Filter the entries that follow, copying every line in which the word "ngành" appears.

Dataset entries
▬▬▬
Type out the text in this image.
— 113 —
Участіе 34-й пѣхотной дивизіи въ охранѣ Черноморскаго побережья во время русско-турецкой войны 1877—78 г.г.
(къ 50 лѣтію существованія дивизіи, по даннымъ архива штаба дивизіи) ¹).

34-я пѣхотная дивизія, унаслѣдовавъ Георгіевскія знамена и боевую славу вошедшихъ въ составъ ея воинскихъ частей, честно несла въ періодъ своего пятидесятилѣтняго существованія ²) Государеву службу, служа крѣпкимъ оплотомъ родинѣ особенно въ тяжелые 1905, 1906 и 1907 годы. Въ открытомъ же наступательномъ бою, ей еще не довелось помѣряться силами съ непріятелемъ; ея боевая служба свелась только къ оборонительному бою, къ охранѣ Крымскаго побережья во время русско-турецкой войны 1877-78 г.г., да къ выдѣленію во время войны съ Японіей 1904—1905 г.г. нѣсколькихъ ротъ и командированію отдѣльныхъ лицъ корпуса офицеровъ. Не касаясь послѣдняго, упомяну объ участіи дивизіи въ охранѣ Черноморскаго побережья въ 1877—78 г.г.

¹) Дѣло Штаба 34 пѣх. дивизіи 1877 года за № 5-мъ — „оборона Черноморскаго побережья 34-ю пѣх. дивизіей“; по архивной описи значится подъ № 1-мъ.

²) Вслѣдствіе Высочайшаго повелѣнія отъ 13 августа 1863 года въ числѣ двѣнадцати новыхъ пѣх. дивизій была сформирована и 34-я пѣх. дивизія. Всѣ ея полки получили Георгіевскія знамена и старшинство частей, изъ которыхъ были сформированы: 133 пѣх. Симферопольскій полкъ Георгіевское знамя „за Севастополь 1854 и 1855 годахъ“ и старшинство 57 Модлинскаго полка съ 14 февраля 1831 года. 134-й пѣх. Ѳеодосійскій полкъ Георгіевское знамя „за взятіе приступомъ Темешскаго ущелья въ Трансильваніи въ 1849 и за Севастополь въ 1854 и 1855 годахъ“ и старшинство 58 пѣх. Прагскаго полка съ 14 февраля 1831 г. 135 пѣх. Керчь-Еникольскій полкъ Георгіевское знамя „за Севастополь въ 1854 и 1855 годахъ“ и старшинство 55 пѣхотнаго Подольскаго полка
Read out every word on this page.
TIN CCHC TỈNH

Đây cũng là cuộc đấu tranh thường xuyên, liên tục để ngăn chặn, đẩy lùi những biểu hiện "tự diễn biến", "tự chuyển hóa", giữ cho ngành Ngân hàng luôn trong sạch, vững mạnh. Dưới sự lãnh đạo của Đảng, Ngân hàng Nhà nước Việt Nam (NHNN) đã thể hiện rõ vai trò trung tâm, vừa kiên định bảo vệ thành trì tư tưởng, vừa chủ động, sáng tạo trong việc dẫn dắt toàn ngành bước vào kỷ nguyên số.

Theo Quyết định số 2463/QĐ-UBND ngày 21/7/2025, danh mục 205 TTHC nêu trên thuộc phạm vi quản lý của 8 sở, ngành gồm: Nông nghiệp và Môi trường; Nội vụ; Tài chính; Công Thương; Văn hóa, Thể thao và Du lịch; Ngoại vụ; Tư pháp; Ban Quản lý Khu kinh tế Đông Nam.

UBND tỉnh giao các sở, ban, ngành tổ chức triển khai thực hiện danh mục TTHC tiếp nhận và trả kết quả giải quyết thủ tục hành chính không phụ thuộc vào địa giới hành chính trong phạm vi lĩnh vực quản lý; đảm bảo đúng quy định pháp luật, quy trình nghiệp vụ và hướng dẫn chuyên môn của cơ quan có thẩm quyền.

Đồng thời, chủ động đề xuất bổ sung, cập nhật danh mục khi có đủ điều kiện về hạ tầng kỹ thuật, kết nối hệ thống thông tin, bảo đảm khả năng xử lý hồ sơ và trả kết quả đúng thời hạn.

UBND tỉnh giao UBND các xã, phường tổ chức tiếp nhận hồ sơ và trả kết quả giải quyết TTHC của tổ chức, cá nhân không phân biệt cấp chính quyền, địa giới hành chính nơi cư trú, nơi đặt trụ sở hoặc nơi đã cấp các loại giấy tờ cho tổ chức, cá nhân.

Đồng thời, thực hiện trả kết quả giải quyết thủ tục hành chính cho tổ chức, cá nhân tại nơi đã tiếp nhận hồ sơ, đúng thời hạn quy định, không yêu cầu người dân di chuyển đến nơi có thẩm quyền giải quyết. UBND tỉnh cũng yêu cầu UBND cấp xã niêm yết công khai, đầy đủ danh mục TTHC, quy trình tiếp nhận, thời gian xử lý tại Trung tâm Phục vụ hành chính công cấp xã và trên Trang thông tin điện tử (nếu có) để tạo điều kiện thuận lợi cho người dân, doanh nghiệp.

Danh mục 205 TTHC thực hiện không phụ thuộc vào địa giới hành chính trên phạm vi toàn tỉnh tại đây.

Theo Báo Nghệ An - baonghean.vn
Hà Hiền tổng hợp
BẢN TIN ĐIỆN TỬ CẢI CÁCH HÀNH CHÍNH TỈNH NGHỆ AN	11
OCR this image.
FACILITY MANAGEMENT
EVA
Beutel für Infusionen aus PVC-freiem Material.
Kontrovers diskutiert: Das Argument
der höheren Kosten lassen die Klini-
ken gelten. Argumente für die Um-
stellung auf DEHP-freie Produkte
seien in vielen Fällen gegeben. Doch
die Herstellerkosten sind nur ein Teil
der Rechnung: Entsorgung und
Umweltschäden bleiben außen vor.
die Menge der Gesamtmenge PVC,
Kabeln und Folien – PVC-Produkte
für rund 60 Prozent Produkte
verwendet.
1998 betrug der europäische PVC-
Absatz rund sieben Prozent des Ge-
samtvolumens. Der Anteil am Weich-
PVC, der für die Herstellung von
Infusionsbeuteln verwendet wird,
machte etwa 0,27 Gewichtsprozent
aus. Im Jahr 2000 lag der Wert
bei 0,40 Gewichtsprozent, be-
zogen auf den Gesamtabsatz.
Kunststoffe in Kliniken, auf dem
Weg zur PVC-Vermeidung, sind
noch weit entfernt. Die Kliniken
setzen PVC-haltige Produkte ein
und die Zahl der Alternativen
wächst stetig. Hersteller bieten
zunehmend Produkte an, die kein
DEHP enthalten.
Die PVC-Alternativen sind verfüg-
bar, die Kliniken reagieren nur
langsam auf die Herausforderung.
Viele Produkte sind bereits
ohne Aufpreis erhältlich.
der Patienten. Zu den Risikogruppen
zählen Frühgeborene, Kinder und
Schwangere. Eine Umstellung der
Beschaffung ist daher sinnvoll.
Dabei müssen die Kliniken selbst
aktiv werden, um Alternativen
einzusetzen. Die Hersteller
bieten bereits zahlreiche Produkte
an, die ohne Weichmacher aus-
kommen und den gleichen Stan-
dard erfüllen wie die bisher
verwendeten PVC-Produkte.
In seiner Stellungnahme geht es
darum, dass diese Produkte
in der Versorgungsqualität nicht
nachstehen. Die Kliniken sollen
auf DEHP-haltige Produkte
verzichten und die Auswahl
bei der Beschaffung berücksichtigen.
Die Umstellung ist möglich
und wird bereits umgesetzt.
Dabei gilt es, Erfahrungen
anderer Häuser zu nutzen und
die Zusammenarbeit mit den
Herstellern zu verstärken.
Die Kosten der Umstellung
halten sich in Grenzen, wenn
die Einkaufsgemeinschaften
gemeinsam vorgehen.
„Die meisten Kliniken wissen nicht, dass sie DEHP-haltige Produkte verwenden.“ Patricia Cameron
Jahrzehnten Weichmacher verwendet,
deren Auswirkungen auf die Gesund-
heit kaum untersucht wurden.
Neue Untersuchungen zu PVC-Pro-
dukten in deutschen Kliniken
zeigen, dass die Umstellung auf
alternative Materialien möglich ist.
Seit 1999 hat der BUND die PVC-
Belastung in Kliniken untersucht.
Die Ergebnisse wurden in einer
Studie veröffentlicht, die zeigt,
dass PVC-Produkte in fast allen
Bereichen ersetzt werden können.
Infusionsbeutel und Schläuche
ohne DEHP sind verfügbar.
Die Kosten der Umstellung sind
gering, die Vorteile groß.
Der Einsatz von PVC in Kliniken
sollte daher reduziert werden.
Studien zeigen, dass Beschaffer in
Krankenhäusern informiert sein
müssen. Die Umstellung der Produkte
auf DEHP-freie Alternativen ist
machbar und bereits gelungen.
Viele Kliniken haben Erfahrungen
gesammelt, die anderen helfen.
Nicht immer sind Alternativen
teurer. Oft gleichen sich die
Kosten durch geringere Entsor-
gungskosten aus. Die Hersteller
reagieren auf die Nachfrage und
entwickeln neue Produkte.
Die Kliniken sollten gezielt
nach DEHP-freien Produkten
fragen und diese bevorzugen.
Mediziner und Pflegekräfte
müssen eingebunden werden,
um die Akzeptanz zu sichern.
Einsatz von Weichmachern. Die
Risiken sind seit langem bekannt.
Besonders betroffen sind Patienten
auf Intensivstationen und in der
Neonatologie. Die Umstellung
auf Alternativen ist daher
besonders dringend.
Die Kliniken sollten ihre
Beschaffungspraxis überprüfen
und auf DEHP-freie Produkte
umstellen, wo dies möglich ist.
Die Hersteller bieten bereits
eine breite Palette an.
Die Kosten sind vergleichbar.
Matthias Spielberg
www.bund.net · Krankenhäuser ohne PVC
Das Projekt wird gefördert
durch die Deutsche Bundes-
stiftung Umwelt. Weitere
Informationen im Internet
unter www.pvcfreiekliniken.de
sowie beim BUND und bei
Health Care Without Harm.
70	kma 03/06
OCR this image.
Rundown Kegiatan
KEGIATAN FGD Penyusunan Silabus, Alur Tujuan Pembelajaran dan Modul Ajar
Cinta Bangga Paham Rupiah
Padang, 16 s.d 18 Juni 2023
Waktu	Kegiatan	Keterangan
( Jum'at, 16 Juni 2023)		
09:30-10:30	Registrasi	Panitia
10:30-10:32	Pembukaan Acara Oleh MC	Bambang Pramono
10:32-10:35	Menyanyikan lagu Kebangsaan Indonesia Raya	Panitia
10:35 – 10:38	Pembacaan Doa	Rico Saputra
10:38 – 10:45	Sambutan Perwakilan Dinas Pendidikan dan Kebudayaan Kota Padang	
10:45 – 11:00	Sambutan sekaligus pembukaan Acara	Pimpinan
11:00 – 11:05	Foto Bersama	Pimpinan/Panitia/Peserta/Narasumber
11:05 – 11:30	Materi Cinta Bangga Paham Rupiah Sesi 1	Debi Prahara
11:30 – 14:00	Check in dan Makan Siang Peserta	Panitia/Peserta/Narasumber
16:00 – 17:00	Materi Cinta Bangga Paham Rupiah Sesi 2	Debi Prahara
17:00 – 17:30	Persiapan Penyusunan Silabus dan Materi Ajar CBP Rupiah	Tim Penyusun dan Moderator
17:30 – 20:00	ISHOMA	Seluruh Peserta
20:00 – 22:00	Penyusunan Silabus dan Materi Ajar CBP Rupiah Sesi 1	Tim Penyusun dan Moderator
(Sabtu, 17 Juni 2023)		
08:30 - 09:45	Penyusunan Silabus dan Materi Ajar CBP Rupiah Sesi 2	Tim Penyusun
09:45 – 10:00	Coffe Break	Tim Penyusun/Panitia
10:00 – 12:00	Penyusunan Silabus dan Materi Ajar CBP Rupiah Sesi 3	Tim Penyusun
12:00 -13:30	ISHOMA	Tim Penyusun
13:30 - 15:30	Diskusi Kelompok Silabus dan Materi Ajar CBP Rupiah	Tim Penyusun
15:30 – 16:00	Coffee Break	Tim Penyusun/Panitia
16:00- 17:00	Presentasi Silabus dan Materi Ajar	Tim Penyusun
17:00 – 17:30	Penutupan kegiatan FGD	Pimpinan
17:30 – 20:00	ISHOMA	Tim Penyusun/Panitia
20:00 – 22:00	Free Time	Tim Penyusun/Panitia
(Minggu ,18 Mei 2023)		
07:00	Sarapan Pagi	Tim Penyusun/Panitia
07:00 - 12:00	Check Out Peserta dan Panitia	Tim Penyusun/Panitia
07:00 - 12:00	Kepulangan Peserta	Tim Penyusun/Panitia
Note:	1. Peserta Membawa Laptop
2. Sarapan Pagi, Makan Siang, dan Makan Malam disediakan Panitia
▬▬▬
### Task output
Đây cũng là cuộc đấu tranh thường xuyên, liên tục để ngăn chặn, đẩy lùi những biểu hiện "tự diễn biến", "tự chuyển hóa", giữ cho ngành Ngân hàng luôn trong sạch, vững mạnh. Dưới sự lãnh đạo của Đảng, Ngân hàng Nhà nước Việt Nam (NHNN) đã thể hiện rõ vai trò trung tâm, vừa kiên định bảo vệ thành trì tư tưởng, vừa chủ động, sáng tạo trong việc dẫn dắt toàn ngành bước vào kỷ nguyên số.
Theo Quyết định số 2463/QĐ-UBND ngày 21/7/2025, danh mục 205 TTHC nêu trên thuộc phạm vi quản lý của 8 sở, ngành gồm: Nông nghiệp và Môi trường; Nội vụ; Tài chính; Công Thương; Văn hóa, Thể thao và Du lịch; Ngoại vụ; Tư pháp; Ban Quản lý Khu kinh tế Đông Nam.
UBND tỉnh giao các sở, ban, ngành tổ chức triển khai thực hiện danh mục TTHC tiếp nhận và trả kết quả giải quyết thủ tục hành chính không phụ thuộc vào địa giới hành chính trong phạm vi lĩnh vực quản lý; đảm bảo đúng quy định pháp luật, quy trình nghiệp vụ và hướng dẫn chuyên môn của cơ quan có thẩm quyền.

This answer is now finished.